A wonder of late summer popcorn season speculation, Rise of the Planet of the Apes is the kind of throwback that fans of science fiction love.

Rise of the Planet of the Apes

Director: Rupert Wyatt
Cast: James Franco, Freida Pinto, Andy Serkis, Tom Felton, David Hewlett, Chelah Horsdal, Brian Cox, John Lithgow
Distributor: 20th Century Fox
US Release Date: 2011-08-05

We all have close connections to our pets. We consider them people, part of the family, and as important to our life as food and shelter. Sure, some take their affection to extremes, but for the most part, you couldn't imagine being forcibly removed from your favorite dog or cat. You've shed a tear when the vet had bad news, and you've bristled at the far too frequent news reports that have local degenerates abusing animals for their own warped ideals. It's through this new age-ish filter that Rise of the Planet of the Apes arrives. Instead of arguing for all the race rioting civil claims of the '60s (like the original Charlton Heston film) or the increasing cold war/nuclear proliferation intrusion of the '70s (the sequels), the latest attempt to reboot the lagging franchise finds the filmmakers mining material much closer to home for most viewers, and hitting a home run in the process.

Let's face it, any movie which makes its main premise center around the rise and revolt of intelligent simians is starting off at a disadvantage. The 1968 classic had American astronauts land on a remote alien planet, only to discover that they had actually crashed on Earth, millions of years in the future. In that film, racism and minority issues were front and center, with allusions to the Holocaust and fascism thrown in for good measure. There was even theological elements tossed in to reaffirm the oppressive nature of the Apes regime. Subsequent films dropped most of the message and continued on an attempted timeline, arguing for how our world circa the early '70s became a breeding ground for intelligent chimp discontent.

- Data section

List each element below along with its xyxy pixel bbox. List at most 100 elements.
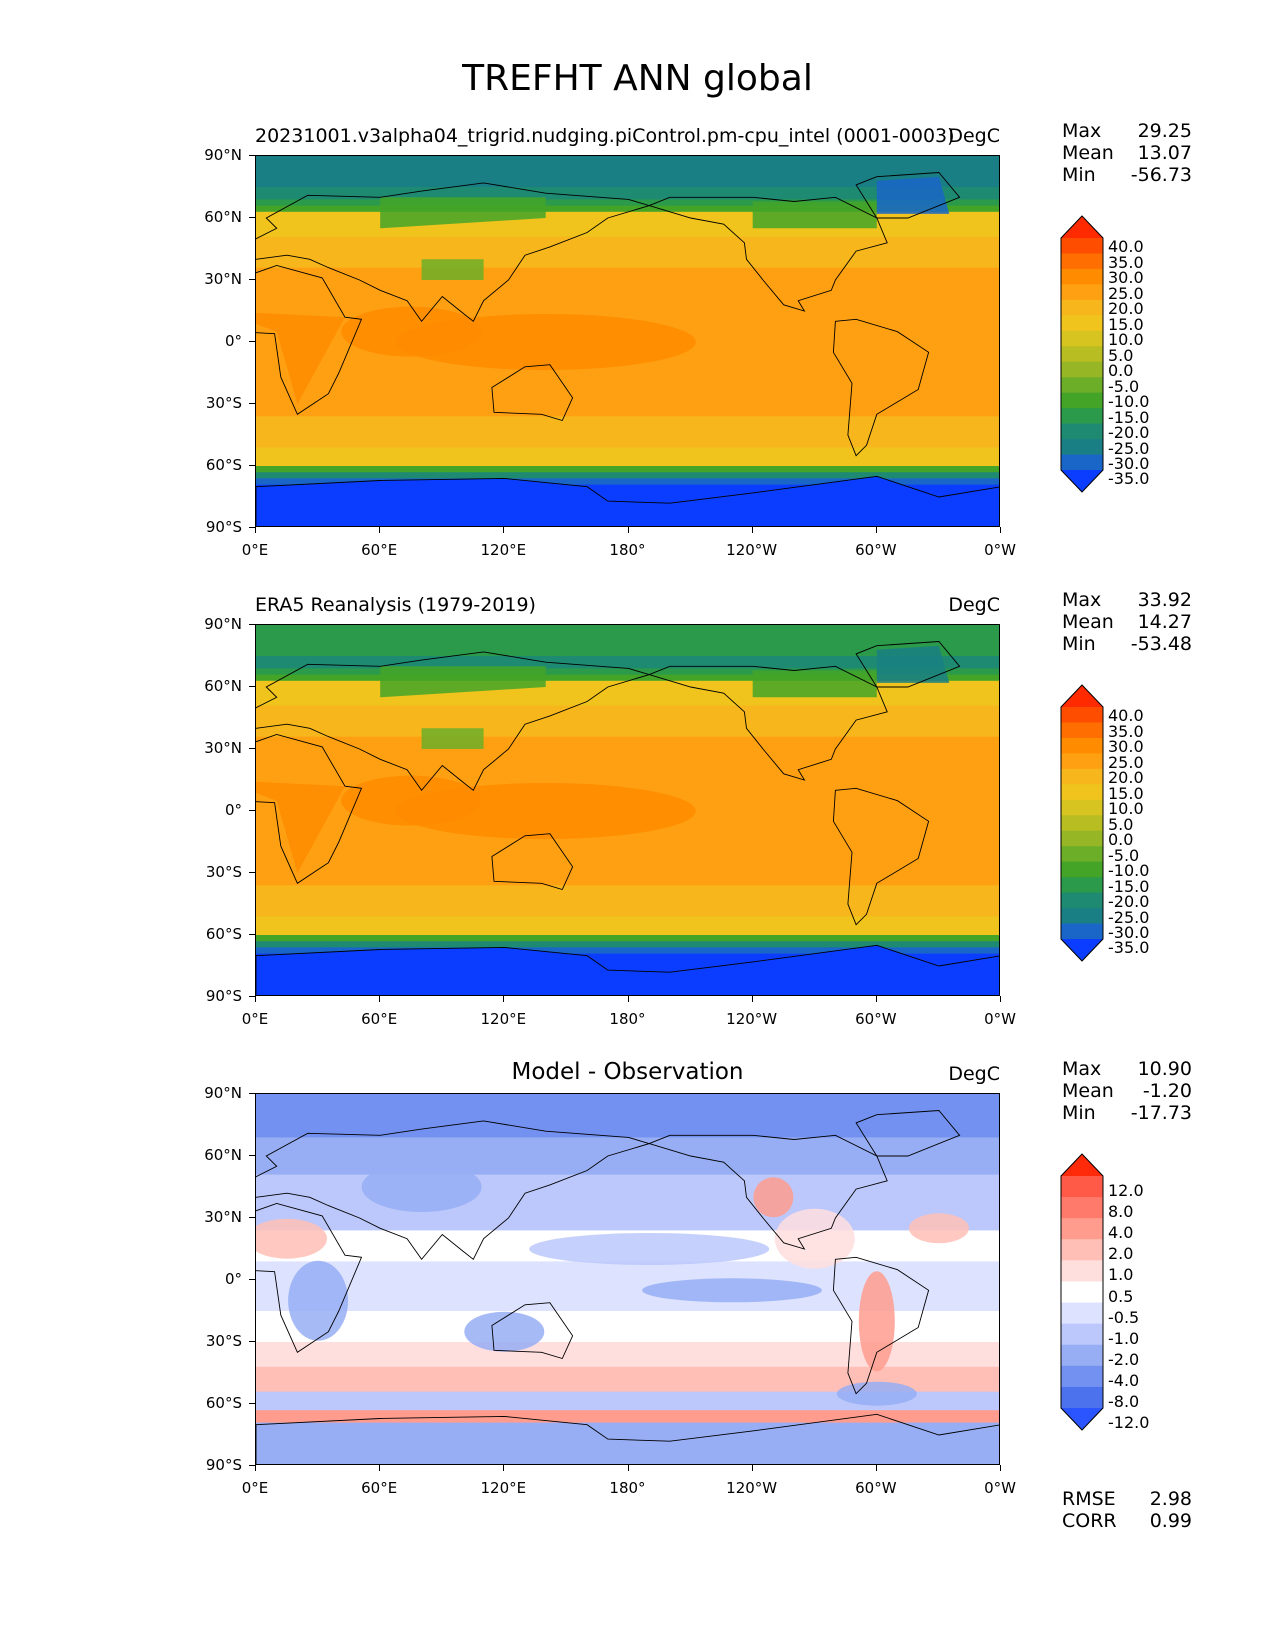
lat-tick — [249, 155, 255, 156]
colorbar-segment — [1061, 284, 1103, 301]
colorbar-segment — [1061, 1302, 1103, 1325]
lat-tick-label: 0° — [224, 801, 242, 819]
lon-tick — [503, 1465, 505, 1471]
lon-tick — [1000, 996, 1001, 1002]
stat-row: RMSE 2.98 — [1062, 1488, 1192, 1510]
colorbar-label: -20.0 — [1108, 892, 1150, 912]
colorbar-segment — [1061, 722, 1103, 739]
colorbar-segment — [1061, 1260, 1103, 1282]
colorbar-segment — [1061, 830, 1103, 847]
lat-tick — [249, 996, 255, 997]
lon-tick-label: 0°E — [241, 1479, 269, 1497]
colorbar-segment — [1061, 1218, 1103, 1240]
colorbar — [1060, 215, 1110, 499]
coastline — [256, 475, 999, 526]
lat-tick-label: 30°N — [204, 1208, 242, 1226]
colorbar-label: 30.0 — [1108, 737, 1144, 757]
colorbar — [1060, 1153, 1110, 1437]
colorbar-label: 40.0 — [1108, 706, 1144, 726]
stat-label: Max — [1062, 589, 1102, 611]
lat-tick-label: 60°N — [204, 208, 242, 226]
colorbar-segment — [1061, 1239, 1103, 1261]
lat-tick — [249, 872, 255, 873]
colorbar-label: 20.0 — [1108, 768, 1144, 788]
colorbar-extend-max — [1061, 216, 1103, 238]
lat-tick — [249, 748, 255, 749]
colorbar-label: 0.0 — [1108, 361, 1134, 381]
colorbar-label: 35.0 — [1108, 252, 1144, 272]
stat-row: Max 10.90 — [1062, 1058, 1192, 1080]
lat-tick-label: 0° — [224, 1270, 242, 1288]
colorbar-label: -8.0 — [1108, 1392, 1140, 1411]
colorbar-segment — [1061, 846, 1103, 863]
coastline — [491, 833, 574, 891]
lon-tick-label: 60°W — [855, 1010, 897, 1028]
colorbar-label: -25.0 — [1108, 907, 1150, 927]
map-panel-3: Model - Observation DegC 90°N 60°N 30°N 0° 30°… — [0, 1058, 1275, 1563]
lon-tick — [379, 996, 381, 1002]
coastline — [832, 787, 930, 926]
colorbar-segment — [1061, 423, 1103, 440]
lon-tick-label: 180° — [609, 1479, 646, 1497]
stat-value: 29.25 — [1137, 120, 1192, 142]
colorbar-label: -35.0 — [1108, 469, 1150, 489]
lon-tick-label: 120°W — [726, 1479, 778, 1497]
colorbar-label: 0.0 — [1108, 830, 1134, 850]
coastline — [256, 182, 651, 323]
coastline — [256, 265, 363, 415]
stats-box: Max 10.90 Mean -1.20 Min -17.73 — [1062, 1058, 1192, 1124]
colorbar-segment — [1061, 330, 1103, 347]
colorbar-segment — [1061, 346, 1103, 363]
colorbar-segment — [1061, 1365, 1103, 1388]
lon-tick — [255, 527, 256, 533]
colorbar-label: -10.0 — [1108, 392, 1150, 412]
colorbar-extend-max — [1061, 1154, 1103, 1176]
lon-tick-label: 120°E — [480, 541, 527, 559]
coastline — [647, 1134, 888, 1250]
stats-box: Max 29.25 Mean 13.07 Min -56.73 — [1062, 120, 1192, 186]
panel-title: ERA5 Reanalysis (1979-2019) — [255, 594, 536, 616]
colorbar-segment — [1061, 908, 1103, 924]
colorbar-label: 0.5 — [1108, 1286, 1134, 1306]
lat-tick — [249, 1465, 255, 1466]
lon-tick — [255, 996, 256, 1002]
colorbar-segment — [1061, 923, 1103, 940]
colorbar-segment — [1061, 877, 1103, 893]
stat-row: Min -56.73 — [1062, 164, 1192, 186]
coastline — [491, 364, 574, 422]
colorbar-label: 10.0 — [1108, 799, 1144, 819]
colorbar-segment — [1061, 253, 1103, 270]
map-plot — [255, 155, 1000, 527]
colorbar-segment — [1061, 799, 1103, 816]
colorbar-label: -15.0 — [1108, 876, 1150, 896]
colorbar-label: 15.0 — [1108, 783, 1144, 803]
lat-tick-label: 90°S — [205, 987, 242, 1005]
lat-tick — [249, 1155, 255, 1156]
figure-title: TREFHT ANN global — [462, 58, 813, 99]
stat-row: CORR 0.99 — [1062, 1510, 1192, 1532]
colorbar-segment — [1061, 238, 1103, 254]
lat-tick-label: 60°N — [204, 677, 242, 695]
colorbar-segment — [1061, 815, 1103, 832]
coastline — [832, 318, 930, 457]
colorbar-segment — [1061, 1197, 1103, 1219]
colorbar-label: -5.0 — [1108, 845, 1140, 865]
lon-tick — [1000, 1465, 1001, 1471]
colorbar-segment — [1061, 892, 1103, 909]
lat-tick — [249, 1403, 255, 1404]
lat-tick-label: 60°N — [204, 1146, 242, 1164]
colorbar-label: -10.0 — [1108, 861, 1150, 881]
stat-label: Min — [1062, 1102, 1096, 1124]
lon-tick-label: 0°W — [984, 1479, 1016, 1497]
map-plot — [255, 1093, 1000, 1465]
lat-tick — [249, 810, 255, 811]
lon-tick-label: 60°E — [361, 1010, 398, 1028]
stat-row: Mean -1.20 — [1062, 1080, 1192, 1102]
colorbar-label: 10.0 — [1108, 330, 1144, 350]
lat-tick-label: 30°S — [205, 863, 242, 881]
coastline — [855, 1110, 961, 1157]
colorbar-label: 25.0 — [1108, 752, 1144, 772]
lat-tick-label: 0° — [224, 332, 242, 350]
colorbar-label: -0.5 — [1108, 1307, 1140, 1327]
colorbar-label: -4.0 — [1108, 1370, 1140, 1390]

- Exercises
1. In the film review, rewrite the part starting with "We all have" and going on through "in the process.", putting "veterinarian" in place of "vet".
2. According to the film review, where did the American astronauts in the 1968 classic discover they had actually crashed?
3. Continue the review of Rise of the Planet of the Apes from the point where it stops.

- Outputs in order
1.
We all have close connections to our pets. We consider them people, part of the family, and as important to our life as food and shelter. Sure, some take their affection to extremes, but for the most part, you couldn't imagine being forcibly removed from your favorite dog or cat. You've shed a tear when the veterinarian had bad news, and you've bristled at the far too frequent news reports that have local degenerates abusing animals for their own warped ideals. It's through this new age-ish filter that Rise of the Planet of the Apes arrives. Instead of arguing for all the race rioting civil claims of the '60s (like the original Charlton Heston film) or the increasing cold war/nuclear proliferation intrusion of the '70s (the sequels), the latest attempt to reboot the lagging franchise finds the filmmakers mining material much closer to home for most viewers, and hitting a home run in the process.

2. On Earth, millions of years in the future.

3.
When Tim Burton was handed the reins of the 2001 remake, the most promising prospect revolved around the new make-up work by Oscar perennial Rick Baker. Avoiding the more caricaturist view of the Apes from three decades before, the artist created uncompromisingly detailed face appliances, rendering cast members such as Tim Roth, Helena Bonham Carter, and Paul Giamatti virtually unrecognizable. Instead, we saw the identifiable results of evolution run amuck... except, this was not Earth. It was an alien world, a place where one of Mark Wahlberg's chimp space pilots crash lands... and then, well, um... repopulates. In fact, trying to type the fact patter for this film is like an exercise in slight surrealism. Even the ending, which saw the Lincoln Memorial turned into a monkey mockery (ala the first film's Statue of Liberty reveal), was crazily confusing.

The reviews were awful. No one wanted a sequel, and the studio sensing outrage among the faithful, promised to make a "serious" Apes movie somewhere down the line. Rumored revamps included another look at a well-publicized Oliver Stone attempt (which was actually greenlit before Burton's version), which many thought would re-up the pro-political aspects of the series. Instead, the JFK genius wanted to deal with ancient mythology, cryogenically frozen 'Vedic' apes, and eventually, a time travel return to the past to keep these intelligent animals from destroying mankind all together. As with all multimillion dollar gambles, the suits blinked, and months of pre-production were tossed (only Baker and his approach remained).

This left another Apes in limbo, especially in light of the continuous drubbing Burton's version achieved. It was perhaps one of the first fiery Internet debate topics, a clash between cult completists and those who knew a steaming pile of monkey dung when they saw it. Even today, you'll find some who will rationalize the 2001 reboot as "accomplished" and "perfect cheesy sci-fi." Yet those who remember the series with fondness found said suggestions ludicrous. They wanted a better, more profound statement from their evolved mammal material. Now, after what seems like an eternity, Rise has arrived to answer their prayers.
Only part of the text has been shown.